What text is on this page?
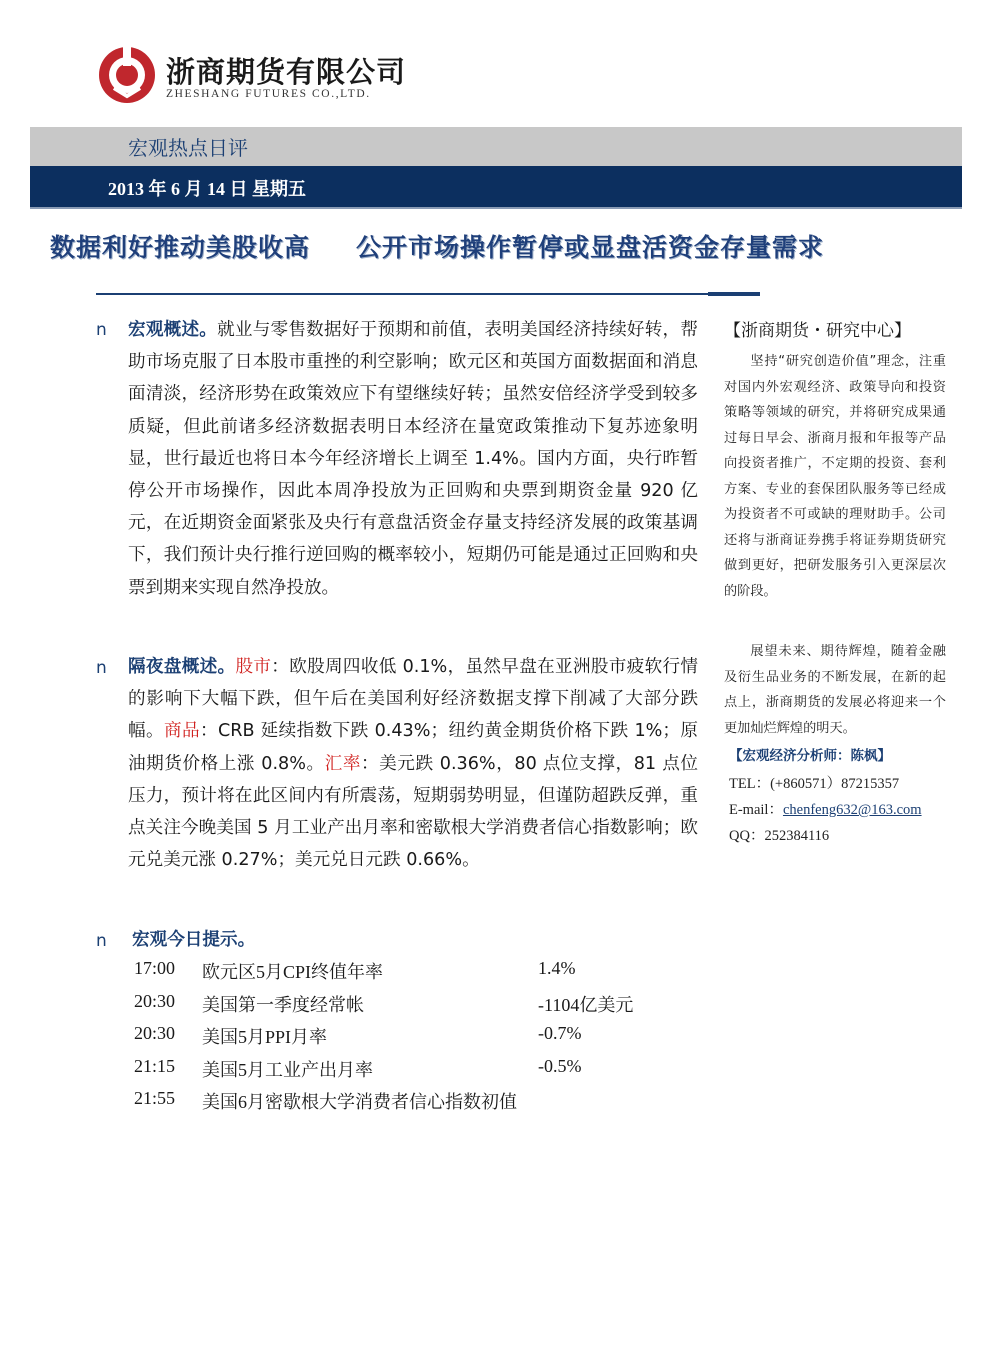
浙商期货有限公司
ZHESHANG FUTURES CO.,LTD.
宏观热点日评
2013 年 6 月 14 日 星期五
数据利好推动美股收高 公开市场操作暂停或显盘活资金存量需求
n 宏观概述。就业与零售数据好于预期和前值，表明美国经济持续好转，帮助市场克服了日本股市重挫的利空影响；欧元区和英国方面数据面和消息面清淡，经济形势在政策效应下有望继续好转；虽然安倍经济学受到较多质疑，但此前诸多经济数据表明日本经济在量宽政策推动下复苏迹象明显，世行最近也将日本今年经济增长上调至 1.4%。国内方面，央行昨暂停公开市场操作，因此本周净投放为正回购和央票到期资金量 920 亿元，在近期资金面紧张及央行有意盘活资金存量支持经济发展的政策基调下，我们预计央行推行逆回购的概率较小，短期仍可能是通过正回购和央票到期来实现自然净投放。
n 隔夜盘概述。股市：欧股周四收低 0.1%，虽然早盘在亚洲股市疲软行情的影响下大幅下跌，但午后在美国利好经济数据支撑下削减了大部分跌幅。商品：CRB 延续指数下跌 0.43%；纽约黄金期货价格下跌 1%；原油期货价格上涨 0.8%。汇率：美元跌 0.36%，80 点位支撑，81 点位压力，预计将在此区间内有所震荡，短期弱势明显，但谨防超跌反弹，重点关注今晚美国 5 月工业产出月率和密歇根大学消费者信心指数影响；欧元兑美元涨 0.27%；美元兑日元跌 0.66%。
n 宏观今日提示。
17:00 欧元区5月CPI终值年率	1.4%
20:30 美国第一季度经常帐	-1104亿美元
20:30 美国5月PPI月率	-0.7%
21:15 美国5月工业产出月率	-0.5%
21:55 美国6月密歇根大学消费者信心指数初值
【浙商期货・研究中心】
坚持“研究创造价值”理念，注重对国内外宏观经济、政策导向和投资策略等领域的研究，并将研究成果通过每日早会、浙商月报和年报等产品向投资者推广，不定期的投资、套利方案、专业的套保团队服务等已经成为投资者不可或缺的理财助手。公司还将与浙商证券携手将证券期货研究做到更好，把研发服务引入更深层次的阶段。
展望未来、期待辉煌，随着金融及衍生品业务的不断发展，在新的起点上，浙商期货的发展必将迎来一个更加灿烂辉煌的明天。
【宏观经济分析师：陈枫】
TEL：(+860571）87215357
E-mail：chenfeng632@163.com
QQ：252384116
----------------------------------------
**WORK TO BE COMPLETED**
Return the records exactly. Don't carry the pictures over.

**OUTPUT FOR THIS TASK**
What text is on this page?
浙商期货有限公司
ZHESHANG FUTURES CO.,LTD.
宏观热点日评
2013 年 6 月 14 日 星期五
数据利好推动美股收高 公开市场操作暂停或显盘活资金存量需求
n 宏观概述。就业与零售数据好于预期和前值，表明美国经济持续好转，帮助市场克服了日本股市重挫的利空影响；欧元区和英国方面数据面和消息面清淡，经济形势在政策效应下有望继续好转；虽然安倍经济学受到较多质疑，但此前诸多经济数据表明日本经济在量宽政策推动下复苏迹象明显，世行最近也将日本今年经济增长上调至 1.4%。国内方面，央行昨暂停公开市场操作，因此本周净投放为正回购和央票到期资金量 920 亿元，在近期资金面紧张及央行有意盘活资金存量支持经济发展的政策基调下，我们预计央行推行逆回购的概率较小，短期仍可能是通过正回购和央票到期来实现自然净投放。
n 隔夜盘概述。股市：欧股周四收低 0.1%，虽然早盘在亚洲股市疲软行情的影响下大幅下跌，但午后在美国利好经济数据支撑下削减了大部分跌幅。商品：CRB 延续指数下跌 0.43%；纽约黄金期货价格下跌 1%；原油期货价格上涨 0.8%。汇率：美元跌 0.36%，80 点位支撑，81 点位压力，预计将在此区间内有所震荡，短期弱势明显，但谨防超跌反弹，重点关注今晚美国 5 月工业产出月率和密歇根大学消费者信心指数影响；欧元兑美元涨 0.27%；美元兑日元跌 0.66%。
n 宏观今日提示。
17:00 欧元区5月CPI终值年率	1.4%
20:30 美国第一季度经常帐	-1104亿美元
20:30 美国5月PPI月率	-0.7%
21:15 美国5月工业产出月率	-0.5%
21:55 美国6月密歇根大学消费者信心指数初值
【浙商期货・研究中心】
坚持“研究创造价值”理念，注重对国内外宏观经济、政策导向和投资策略等领域的研究，并将研究成果通过每日早会、浙商月报和年报等产品向投资者推广，不定期的投资、套利方案、专业的套保团队服务等已经成为投资者不可或缺的理财助手。公司还将与浙商证券携手将证券期货研究做到更好，把研发服务引入更深层次的阶段。
展望未来、期待辉煌，随着金融及衍生品业务的不断发展，在新的起点上，浙商期货的发展必将迎来一个更加灿烂辉煌的明天。
【宏观经济分析师：陈枫】
TEL：(+860571）87215357
E-mail：chenfeng632@163.com
QQ：252384116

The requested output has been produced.